» The exercise
Gather up every line that includes the string "screenshot".

» Record set
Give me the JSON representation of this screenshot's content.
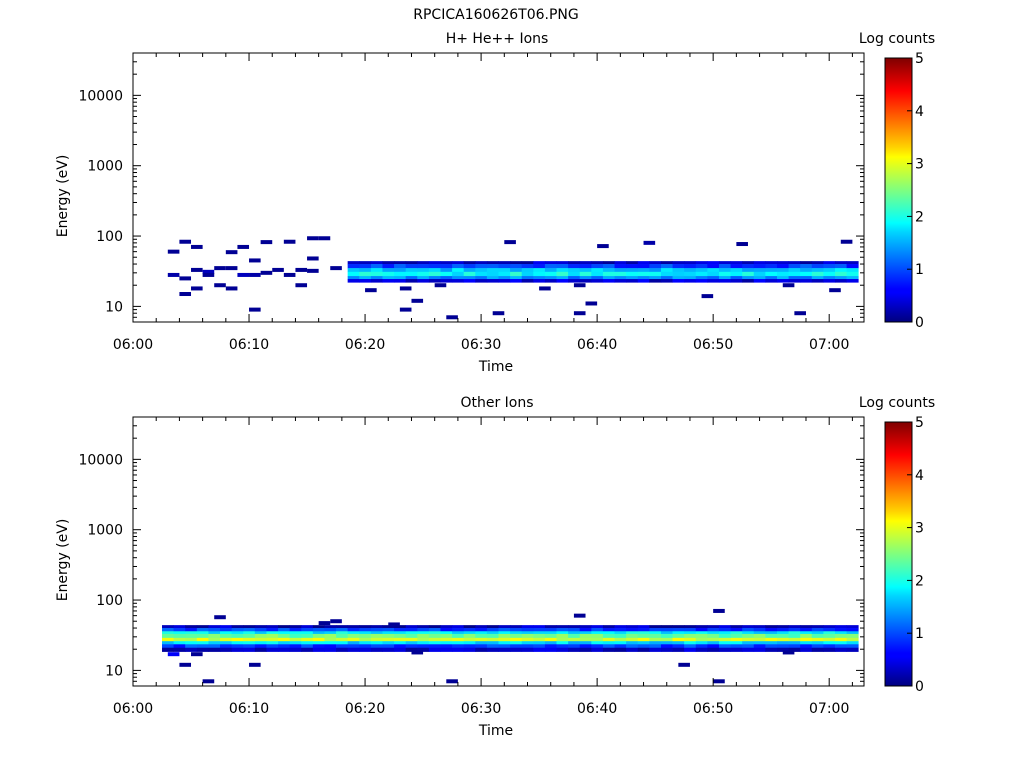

* * *

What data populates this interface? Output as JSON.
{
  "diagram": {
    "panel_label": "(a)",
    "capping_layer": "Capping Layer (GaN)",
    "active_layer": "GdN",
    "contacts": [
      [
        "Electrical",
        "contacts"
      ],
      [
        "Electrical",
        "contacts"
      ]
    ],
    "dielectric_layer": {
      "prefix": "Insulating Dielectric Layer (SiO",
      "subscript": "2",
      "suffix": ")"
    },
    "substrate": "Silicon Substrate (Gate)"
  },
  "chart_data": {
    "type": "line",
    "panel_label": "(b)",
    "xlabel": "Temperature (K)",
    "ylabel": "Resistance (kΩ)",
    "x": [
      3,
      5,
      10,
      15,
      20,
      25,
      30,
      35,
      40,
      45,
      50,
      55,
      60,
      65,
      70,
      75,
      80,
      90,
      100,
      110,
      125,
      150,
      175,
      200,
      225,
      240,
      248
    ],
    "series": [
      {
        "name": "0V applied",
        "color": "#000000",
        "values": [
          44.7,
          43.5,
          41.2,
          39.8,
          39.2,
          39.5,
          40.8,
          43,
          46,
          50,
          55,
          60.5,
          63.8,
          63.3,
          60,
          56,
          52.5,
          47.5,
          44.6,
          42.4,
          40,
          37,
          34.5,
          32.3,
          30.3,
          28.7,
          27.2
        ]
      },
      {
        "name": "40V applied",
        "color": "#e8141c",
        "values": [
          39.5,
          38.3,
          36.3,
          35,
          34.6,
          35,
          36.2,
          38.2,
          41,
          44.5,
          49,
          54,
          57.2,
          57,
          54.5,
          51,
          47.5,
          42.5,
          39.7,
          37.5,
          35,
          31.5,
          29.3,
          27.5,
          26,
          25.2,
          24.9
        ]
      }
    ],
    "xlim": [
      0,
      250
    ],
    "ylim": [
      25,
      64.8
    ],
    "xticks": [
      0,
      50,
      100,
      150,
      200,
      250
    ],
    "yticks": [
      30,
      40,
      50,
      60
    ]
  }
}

...

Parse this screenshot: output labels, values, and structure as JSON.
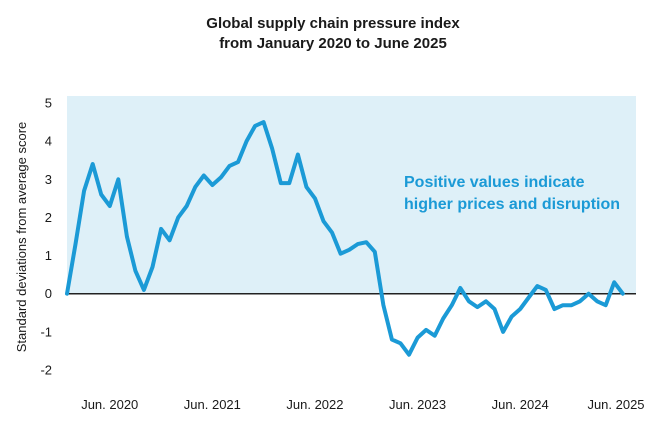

» Complete answer
Give me the JSON representation of this screenshot's content.
Parse this screenshot: output labels, values, and structure as JSON.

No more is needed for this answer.